Goal:
From the listing below, pull out every line where the string "сообщество" appears.

>>

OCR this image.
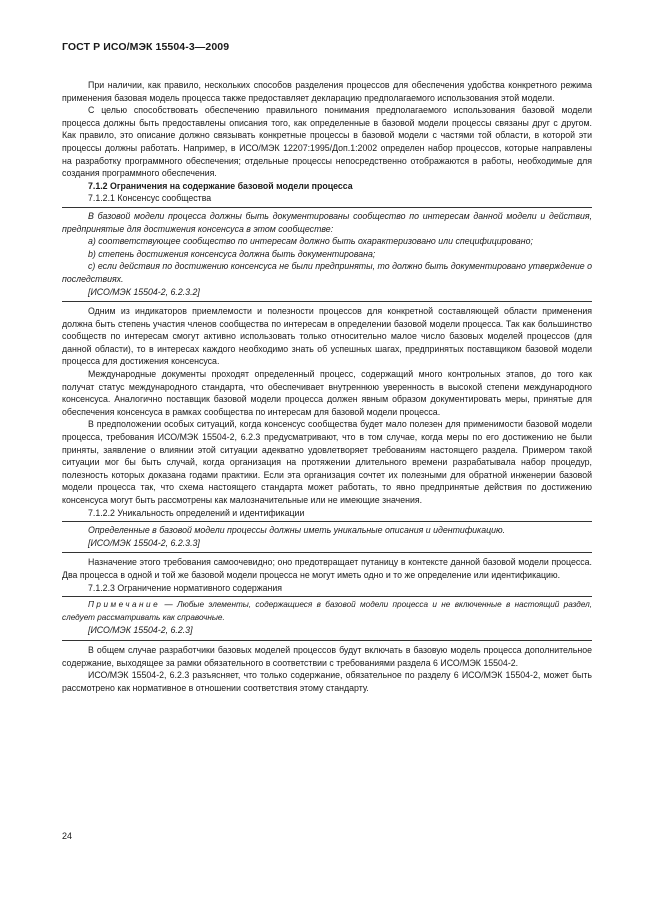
ГОСТ Р ИСО/МЭК 15504-3—2009

При наличии, как правило, нескольких способов разделения процессов для обеспечения удобства конкретного режима применения базовая модель процесса также предоставляет декларацию предполагаемого использования этой модели.

С целью способствовать обеспечению правильного понимания предполагаемого использования базовой модели процесса должны быть предоставлены описания того, как определенные в базовой модели процессы связаны друг с другом. Как правило, это описание должно связывать конкретные процессы в базовой модели с частями той области, в которой эти процессы должны работать. Например, в ИСО/МЭК 12207:1995/Доп.1:2002 определен набор процессов, которые направлены на разработку программного обеспечения; отдельные процессы непосредственно отображаются в работы, необходимые для создания программного обеспечения.

7.1.2 Ограничения на содержание базовой модели процесса

7.1.2.1 Консенсус сообщества

В базовой модели процесса должны быть документированы сообщество по интересам данной модели и действия, предпринятые для достижения консенсуса в этом сообществе:

a) соответствующее сообщество по интересам должно быть охарактеризовано или специфицировано;

b) степень достижения консенсуса должна быть документирована;

c) если действия по достижению консенсуса не были предприняты, то должно быть документировано утверждение о последствиях.

[ИСО/МЭК 15504-2, 6.2.3.2]

Одним из индикаторов приемлемости и полезности процессов для конкретной составляющей области применения должна быть степень участия членов сообщества по интересам в определении базовой модели процесса. Так как большинство сообществ по интересам смогут активно использовать только относительно малое число базовых моделей процессов (для данной области), то в интересах каждого необходимо знать об успешных шагах, предпринятых поставщиком базовой модели процесса для достижения консенсуса.

Международные документы проходят определенный процесс, содержащий много контрольных этапов, до того как получат статус международного стандарта, что обеспечивает внутреннюю уверенность в высокой степени международного консенсуса. Аналогично поставщик базовой модели процесса должен явным образом документировать меры, принятые для обеспечения консенсуса в рамках сообщества по интересам для базовой модели процесса.

В предположении особых ситуаций, когда консенсус сообщества будет мало полезен для применимости базовой модели процесса, требования ИСО/МЭК 15504-2, 6.2.3 предусматривают, что в том случае, когда меры по его достижению не были приняты, заявление о влиянии этой ситуации адекватно удовлетворяет требованиям настоящего раздела. Примером такой ситуации мог бы быть случай, когда организация на протяжении длительного времени разрабатывала набор процедур, полезность которых доказана годами практики. Если эта организация сочтет их полезными для обратной инженерии базовой модели процесса так, что схема настоящего стандарта может работать, то явно предпринятые действия по достижению консенсуса могут быть рассмотрены как малозначительные или не имеющие значения.

7.1.2.2 Уникальность определений и идентификации

Определенные в базовой модели процессы должны иметь уникальные описания и идентификацию.

[ИСО/МЭК 15504-2, 6.2.3.3]

Назначение этого требования самоочевидно; оно предотвращает путаницу в контексте данной базовой модели процесса. Два процесса в одной и той же базовой модели процесса не могут иметь одно и то же определение или идентификацию.

7.1.2.3 Ограничение нормативного содержания

Примечание — Любые элементы, содержащиеся в базовой модели процесса и не включенные в настоящий раздел, следует рассматривать как справочные.

[ИСО/МЭК 15504-2, 6.2.3]

В общем случае разработчики базовых моделей процессов будут включать в базовую модель процесса дополнительное содержание, выходящее за рамки обязательного в соответствии с требованиями раздела 6 ИСО/МЭК 15504-2.

ИСО/МЭК 15504-2, 6.2.3 разъясняет, что только содержание, обязательное по разделу 6 ИСО/МЭК 15504-2, может быть рассмотрено как нормативное в отношении соответствия этому стандарту.

24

<<

Result of the task:
В базовой модели процесса должны быть документированы сообщество по интересам данной модели и действия, предпринятые для достижения консенсуса в этом сообществе:
a) соответствующее сообщество по интересам должно быть охарактеризовано или специфицировано;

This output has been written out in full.